▶ **Problem to solve**
Below is some material; transcribe all of it exactly.

▶ **The records**

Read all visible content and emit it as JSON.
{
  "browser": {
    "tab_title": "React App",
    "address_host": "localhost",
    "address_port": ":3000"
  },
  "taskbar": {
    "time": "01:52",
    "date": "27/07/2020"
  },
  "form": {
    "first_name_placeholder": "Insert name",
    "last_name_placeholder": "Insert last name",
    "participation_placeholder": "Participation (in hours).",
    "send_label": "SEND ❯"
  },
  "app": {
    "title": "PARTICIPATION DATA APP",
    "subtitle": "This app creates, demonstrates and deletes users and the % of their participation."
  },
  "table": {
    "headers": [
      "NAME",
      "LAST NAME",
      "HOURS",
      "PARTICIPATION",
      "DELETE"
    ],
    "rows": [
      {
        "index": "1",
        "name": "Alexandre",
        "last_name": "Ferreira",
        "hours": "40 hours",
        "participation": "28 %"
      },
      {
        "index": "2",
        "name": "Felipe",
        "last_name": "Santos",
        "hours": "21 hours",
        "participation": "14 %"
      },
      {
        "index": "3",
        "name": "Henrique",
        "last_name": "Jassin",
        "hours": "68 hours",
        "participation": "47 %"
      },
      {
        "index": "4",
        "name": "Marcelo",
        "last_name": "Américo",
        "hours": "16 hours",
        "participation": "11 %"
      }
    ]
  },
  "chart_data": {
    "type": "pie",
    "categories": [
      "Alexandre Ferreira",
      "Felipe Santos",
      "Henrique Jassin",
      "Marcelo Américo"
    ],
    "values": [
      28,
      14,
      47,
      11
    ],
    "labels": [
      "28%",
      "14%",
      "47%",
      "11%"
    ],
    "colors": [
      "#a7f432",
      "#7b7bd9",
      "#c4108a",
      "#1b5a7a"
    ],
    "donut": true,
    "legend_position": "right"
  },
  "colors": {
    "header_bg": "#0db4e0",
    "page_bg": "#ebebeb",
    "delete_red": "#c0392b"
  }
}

▶ **Written response**
Read all visible content and emit it as JSON.
{
  "browser": {
    "tab_title": "React App",
    "address_host": "localhost",
    "address_port": ":3000"
  },
  "taskbar": {
    "time": "01:52",
    "date": "27/07/2020"
  },
  "form": {
    "first_name_placeholder": "Insert name",
    "last_name_placeholder": "Insert last name",
    "participation_placeholder": "Participation (in hours).",
    "send_label": "SEND ❯"
  },
  "app": {
    "title": "PARTICIPATION DATA APP",
    "subtitle": "This app creates, demonstrates and deletes users and the % of their participation."
  },
  "table": {
    "headers": [
      "NAME",
      "LAST NAME",
      "HOURS",
      "PARTICIPATION",
      "DELETE"
    ],
    "rows": [
      {
        "index": "1",
        "name": "Alexandre",
        "last_name": "Ferreira",
        "hours": "40 hours",
        "participation": "28 %"
      },
      {
        "index": "2",
        "name": "Felipe",
        "last_name": "Santos",
        "hours": "21 hours",
        "participation": "14 %"
      },
      {
        "index": "3",
        "name": "Henrique",
        "last_name": "Jassin",
        "hours": "68 hours",
        "participation": "47 %"
      },
      {
        "index": "4",
        "name": "Marcelo",
        "last_name": "Américo",
        "hours": "16 hours",
        "participation": "11 %"
      }
    ]
  },
  "chart_data": {
    "type": "pie",
    "categories": [
      "Alexandre Ferreira",
      "Felipe Santos",
      "Henrique Jassin",
      "Marcelo Américo"
    ],
    "values": [
      28,
      14,
      47,
      11
    ],
    "labels": [
      "28%",
      "14%",
      "47%",
      "11%"
    ],
    "colors": [
      "#a7f432",
      "#7b7bd9",
      "#c4108a",
      "#1b5a7a"
    ],
    "donut": true,
    "legend_position": "right"
  },
  "colors": {
    "header_bg": "#0db4e0",
    "page_bg": "#ebebeb",
    "delete_red": "#c0392b"
  }
}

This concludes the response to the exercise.